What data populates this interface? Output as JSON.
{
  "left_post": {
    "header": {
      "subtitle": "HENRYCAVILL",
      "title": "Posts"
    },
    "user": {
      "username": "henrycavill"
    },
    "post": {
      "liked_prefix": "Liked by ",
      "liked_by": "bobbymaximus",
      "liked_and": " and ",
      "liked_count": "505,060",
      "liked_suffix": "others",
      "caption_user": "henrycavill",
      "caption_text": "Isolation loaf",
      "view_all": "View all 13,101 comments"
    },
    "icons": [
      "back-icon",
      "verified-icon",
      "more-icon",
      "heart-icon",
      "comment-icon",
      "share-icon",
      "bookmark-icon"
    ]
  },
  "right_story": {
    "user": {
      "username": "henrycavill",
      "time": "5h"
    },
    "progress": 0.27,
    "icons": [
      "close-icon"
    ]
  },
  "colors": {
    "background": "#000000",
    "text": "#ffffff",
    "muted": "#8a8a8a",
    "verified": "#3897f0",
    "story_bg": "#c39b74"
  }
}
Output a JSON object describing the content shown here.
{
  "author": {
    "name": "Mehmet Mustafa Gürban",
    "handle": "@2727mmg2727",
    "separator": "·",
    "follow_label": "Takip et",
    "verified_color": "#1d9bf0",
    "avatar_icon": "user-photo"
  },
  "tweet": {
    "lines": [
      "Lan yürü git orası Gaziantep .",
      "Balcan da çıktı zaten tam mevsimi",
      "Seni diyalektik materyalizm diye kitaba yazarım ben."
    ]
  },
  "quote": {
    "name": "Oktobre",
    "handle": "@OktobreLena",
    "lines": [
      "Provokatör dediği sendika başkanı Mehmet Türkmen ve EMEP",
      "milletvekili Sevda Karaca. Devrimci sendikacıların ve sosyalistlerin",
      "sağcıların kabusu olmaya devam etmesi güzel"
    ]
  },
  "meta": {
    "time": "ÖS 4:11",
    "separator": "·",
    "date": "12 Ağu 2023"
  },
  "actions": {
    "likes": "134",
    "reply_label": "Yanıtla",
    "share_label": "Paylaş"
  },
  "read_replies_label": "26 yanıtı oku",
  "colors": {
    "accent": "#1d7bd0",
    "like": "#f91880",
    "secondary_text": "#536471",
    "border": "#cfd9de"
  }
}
☆ ☆ ☆ ☆
- _Written task_
Retype the material in full, character for character.

- _Exercise output_
What data populates this interface? Output as JSON.
{
  "left_post": {
    "header": {
      "subtitle": "HENRYCAVILL",
      "title": "Posts"
    },
    "user": {
      "username": "henrycavill"
    },
    "post": {
      "liked_prefix": "Liked by ",
      "liked_by": "bobbymaximus",
      "liked_and": " and ",
      "liked_count": "505,060",
      "liked_suffix": "others",
      "caption_user": "henrycavill",
      "caption_text": "Isolation loaf",
      "view_all": "View all 13,101 comments"
    },
    "icons": [
      "back-icon",
      "verified-icon",
      "more-icon",
      "heart-icon",
      "comment-icon",
      "share-icon",
      "bookmark-icon"
    ]
  },
  "right_story": {
    "user": {
      "username": "henrycavill",
      "time": "5h"
    },
    "progress": 0.27,
    "icons": [
      "close-icon"
    ]
  },
  "colors": {
    "background": "#000000",
    "text": "#ffffff",
    "muted": "#8a8a8a",
    "verified": "#3897f0",
    "story_bg": "#c39b74"
  }
}
Output a JSON object describing the content shown here.
{
  "author": {
    "name": "Mehmet Mustafa Gürban",
    "handle": "@2727mmg2727",
    "separator": "·",
    "follow_label": "Takip et",
    "verified_color": "#1d9bf0",
    "avatar_icon": "user-photo"
  },
  "tweet": {
    "lines": [
      "Lan yürü git orası Gaziantep .",
      "Balcan da çıktı zaten tam mevsimi",
      "Seni diyalektik materyalizm diye kitaba yazarım ben."
    ]
  },
  "quote": {
    "name": "Oktobre",
    "handle": "@OktobreLena",
    "lines": [
      "Provokatör dediği sendika başkanı Mehmet Türkmen ve EMEP",
      "milletvekili Sevda Karaca. Devrimci sendikacıların ve sosyalistlerin",
      "sağcıların kabusu olmaya devam etmesi güzel"
    ]
  },
  "meta": {
    "time": "ÖS 4:11",
    "separator": "·",
    "date": "12 Ağu 2023"
  },
  "actions": {
    "likes": "134",
    "reply_label": "Yanıtla",
    "share_label": "Paylaş"
  },
  "read_replies_label": "26 yanıtı oku",
  "colors": {
    "accent": "#1d7bd0",
    "like": "#f91880",
    "secondary_text": "#536471",
    "border": "#cfd9de"
  }
}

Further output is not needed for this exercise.